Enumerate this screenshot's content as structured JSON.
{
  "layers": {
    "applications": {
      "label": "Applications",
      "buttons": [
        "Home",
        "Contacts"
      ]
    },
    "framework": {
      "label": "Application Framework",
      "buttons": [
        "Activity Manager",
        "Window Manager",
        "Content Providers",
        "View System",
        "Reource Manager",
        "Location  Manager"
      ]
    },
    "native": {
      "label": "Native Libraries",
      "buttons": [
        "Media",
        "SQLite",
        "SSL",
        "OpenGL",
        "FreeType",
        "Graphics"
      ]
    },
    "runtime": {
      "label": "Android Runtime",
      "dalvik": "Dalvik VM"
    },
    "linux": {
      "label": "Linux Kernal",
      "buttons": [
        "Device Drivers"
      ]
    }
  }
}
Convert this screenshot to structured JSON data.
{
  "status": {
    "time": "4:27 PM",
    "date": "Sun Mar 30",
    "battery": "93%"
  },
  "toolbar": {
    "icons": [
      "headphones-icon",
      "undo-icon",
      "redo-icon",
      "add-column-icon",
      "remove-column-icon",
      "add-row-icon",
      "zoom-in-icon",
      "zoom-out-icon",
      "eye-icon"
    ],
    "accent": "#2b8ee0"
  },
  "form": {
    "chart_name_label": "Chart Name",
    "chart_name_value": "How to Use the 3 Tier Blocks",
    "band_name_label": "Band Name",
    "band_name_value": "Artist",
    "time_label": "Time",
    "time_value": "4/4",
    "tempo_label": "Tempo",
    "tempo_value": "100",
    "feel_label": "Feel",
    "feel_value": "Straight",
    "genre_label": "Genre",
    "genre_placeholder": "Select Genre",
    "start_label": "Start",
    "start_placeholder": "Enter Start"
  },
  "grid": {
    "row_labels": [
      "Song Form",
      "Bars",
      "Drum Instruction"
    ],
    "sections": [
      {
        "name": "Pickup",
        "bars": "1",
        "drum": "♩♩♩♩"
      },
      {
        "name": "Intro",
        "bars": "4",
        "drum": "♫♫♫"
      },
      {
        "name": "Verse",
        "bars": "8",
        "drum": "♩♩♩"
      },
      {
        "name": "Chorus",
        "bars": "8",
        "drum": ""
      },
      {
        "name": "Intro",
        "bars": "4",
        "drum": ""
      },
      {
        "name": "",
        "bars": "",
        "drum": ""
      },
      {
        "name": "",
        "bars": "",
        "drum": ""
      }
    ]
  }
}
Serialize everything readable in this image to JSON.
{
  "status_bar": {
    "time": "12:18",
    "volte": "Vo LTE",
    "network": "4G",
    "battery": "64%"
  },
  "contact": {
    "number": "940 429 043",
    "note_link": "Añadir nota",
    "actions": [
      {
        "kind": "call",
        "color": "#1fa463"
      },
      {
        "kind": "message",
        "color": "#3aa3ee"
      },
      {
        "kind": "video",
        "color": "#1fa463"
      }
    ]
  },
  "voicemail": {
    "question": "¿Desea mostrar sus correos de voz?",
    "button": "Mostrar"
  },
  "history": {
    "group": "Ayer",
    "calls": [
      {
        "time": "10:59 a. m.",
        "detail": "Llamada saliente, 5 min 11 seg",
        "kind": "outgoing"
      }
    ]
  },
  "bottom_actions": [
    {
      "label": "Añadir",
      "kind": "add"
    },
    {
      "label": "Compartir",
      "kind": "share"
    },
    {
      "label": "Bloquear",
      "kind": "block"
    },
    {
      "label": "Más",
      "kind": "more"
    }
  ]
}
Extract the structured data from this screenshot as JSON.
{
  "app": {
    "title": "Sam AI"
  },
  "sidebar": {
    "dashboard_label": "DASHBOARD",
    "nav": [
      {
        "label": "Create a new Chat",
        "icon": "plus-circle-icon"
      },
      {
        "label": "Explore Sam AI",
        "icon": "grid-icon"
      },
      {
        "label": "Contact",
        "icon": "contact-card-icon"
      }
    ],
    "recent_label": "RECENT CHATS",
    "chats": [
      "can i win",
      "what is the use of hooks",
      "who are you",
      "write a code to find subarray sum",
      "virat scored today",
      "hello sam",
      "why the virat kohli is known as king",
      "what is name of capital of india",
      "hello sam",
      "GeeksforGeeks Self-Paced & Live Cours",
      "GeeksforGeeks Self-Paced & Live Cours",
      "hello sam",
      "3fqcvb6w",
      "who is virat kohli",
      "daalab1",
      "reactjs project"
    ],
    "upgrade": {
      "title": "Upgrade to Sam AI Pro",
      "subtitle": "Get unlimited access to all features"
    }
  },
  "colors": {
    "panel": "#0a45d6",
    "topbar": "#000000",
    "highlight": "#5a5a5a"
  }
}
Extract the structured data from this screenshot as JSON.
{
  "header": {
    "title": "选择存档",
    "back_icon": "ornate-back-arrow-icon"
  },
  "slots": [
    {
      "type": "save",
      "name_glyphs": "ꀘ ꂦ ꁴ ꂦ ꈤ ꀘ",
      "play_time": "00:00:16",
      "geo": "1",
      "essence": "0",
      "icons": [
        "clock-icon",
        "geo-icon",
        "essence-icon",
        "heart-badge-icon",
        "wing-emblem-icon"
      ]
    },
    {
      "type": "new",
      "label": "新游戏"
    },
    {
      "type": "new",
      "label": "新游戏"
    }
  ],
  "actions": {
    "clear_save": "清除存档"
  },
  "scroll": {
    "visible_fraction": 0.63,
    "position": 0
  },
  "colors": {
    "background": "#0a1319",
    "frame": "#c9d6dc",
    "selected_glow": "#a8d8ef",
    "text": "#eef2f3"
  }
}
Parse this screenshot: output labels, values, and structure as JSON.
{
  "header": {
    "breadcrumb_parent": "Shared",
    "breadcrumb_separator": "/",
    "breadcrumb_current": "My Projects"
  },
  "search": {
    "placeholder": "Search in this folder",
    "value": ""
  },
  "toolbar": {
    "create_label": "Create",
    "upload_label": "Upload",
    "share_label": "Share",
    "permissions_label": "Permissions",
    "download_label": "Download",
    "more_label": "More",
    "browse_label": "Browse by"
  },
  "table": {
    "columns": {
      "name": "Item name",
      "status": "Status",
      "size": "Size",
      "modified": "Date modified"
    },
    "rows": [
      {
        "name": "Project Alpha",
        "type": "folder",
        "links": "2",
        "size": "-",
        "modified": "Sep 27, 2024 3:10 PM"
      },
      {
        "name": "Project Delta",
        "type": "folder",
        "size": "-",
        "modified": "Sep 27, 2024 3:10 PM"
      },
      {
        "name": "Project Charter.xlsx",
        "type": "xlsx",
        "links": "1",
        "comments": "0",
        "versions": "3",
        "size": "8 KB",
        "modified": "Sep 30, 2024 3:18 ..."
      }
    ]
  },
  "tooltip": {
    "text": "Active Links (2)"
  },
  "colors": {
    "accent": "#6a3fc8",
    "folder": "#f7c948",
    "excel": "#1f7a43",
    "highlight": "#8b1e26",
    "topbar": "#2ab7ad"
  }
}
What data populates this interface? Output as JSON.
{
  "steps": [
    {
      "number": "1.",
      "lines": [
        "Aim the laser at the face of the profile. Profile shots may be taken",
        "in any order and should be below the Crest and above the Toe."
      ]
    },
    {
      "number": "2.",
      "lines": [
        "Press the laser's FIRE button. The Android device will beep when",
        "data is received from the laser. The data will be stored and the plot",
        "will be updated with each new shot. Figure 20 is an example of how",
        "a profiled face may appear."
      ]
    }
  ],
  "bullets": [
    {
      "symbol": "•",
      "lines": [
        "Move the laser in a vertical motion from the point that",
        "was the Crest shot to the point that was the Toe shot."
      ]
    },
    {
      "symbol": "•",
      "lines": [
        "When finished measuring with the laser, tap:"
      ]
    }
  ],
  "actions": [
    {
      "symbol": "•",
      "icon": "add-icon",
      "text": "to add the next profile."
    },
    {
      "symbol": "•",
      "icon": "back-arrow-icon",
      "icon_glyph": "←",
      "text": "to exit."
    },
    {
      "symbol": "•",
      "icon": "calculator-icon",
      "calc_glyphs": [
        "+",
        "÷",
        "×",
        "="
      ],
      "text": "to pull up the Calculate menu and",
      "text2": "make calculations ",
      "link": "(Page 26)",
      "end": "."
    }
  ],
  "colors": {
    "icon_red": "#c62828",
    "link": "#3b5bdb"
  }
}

§ **REQUIRED WORK**
Where a line holds the string "this", copy that line.

§ **WRITTEN SOLUTION**
Enumerate this screenshot's content as structured JSON.
Convert this screenshot to structured JSON data.
Serialize everything readable in this image to JSON.
Extract the structured data from this screenshot as JSON.
Extract the structured data from this screenshot as JSON.
Parse this screenshot: output labels, values, and structure as JSON.
    "placeholder": "Search in this folder",
What data populates this interface? Output as JSON.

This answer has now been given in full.